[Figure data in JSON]
=-=-=
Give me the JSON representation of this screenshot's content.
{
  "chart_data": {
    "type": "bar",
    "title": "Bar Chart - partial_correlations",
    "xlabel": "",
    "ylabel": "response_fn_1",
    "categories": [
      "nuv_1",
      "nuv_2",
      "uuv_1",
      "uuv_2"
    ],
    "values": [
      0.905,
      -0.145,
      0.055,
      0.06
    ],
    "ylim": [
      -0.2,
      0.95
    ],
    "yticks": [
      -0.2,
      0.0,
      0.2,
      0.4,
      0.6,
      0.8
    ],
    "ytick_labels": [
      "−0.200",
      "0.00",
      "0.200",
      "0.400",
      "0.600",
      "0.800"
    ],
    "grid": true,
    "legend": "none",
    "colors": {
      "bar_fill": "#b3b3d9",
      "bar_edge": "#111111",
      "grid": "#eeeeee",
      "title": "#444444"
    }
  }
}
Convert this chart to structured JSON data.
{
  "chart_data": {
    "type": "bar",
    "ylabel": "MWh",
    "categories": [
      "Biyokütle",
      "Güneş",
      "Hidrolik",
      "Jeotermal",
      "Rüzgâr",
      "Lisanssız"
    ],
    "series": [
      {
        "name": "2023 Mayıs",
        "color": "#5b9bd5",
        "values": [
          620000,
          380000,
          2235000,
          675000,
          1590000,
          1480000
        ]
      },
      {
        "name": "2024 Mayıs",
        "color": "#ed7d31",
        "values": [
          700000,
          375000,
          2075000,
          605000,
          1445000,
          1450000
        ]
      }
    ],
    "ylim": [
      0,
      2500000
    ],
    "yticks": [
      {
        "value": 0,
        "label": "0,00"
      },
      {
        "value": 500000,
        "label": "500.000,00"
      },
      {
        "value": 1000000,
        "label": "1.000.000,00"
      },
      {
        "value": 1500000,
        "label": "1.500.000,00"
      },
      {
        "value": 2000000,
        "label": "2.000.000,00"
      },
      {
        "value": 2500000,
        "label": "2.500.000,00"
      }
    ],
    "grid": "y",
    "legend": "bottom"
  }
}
=-=-=
Provide solely the number of lines in the data that include the word "title".

2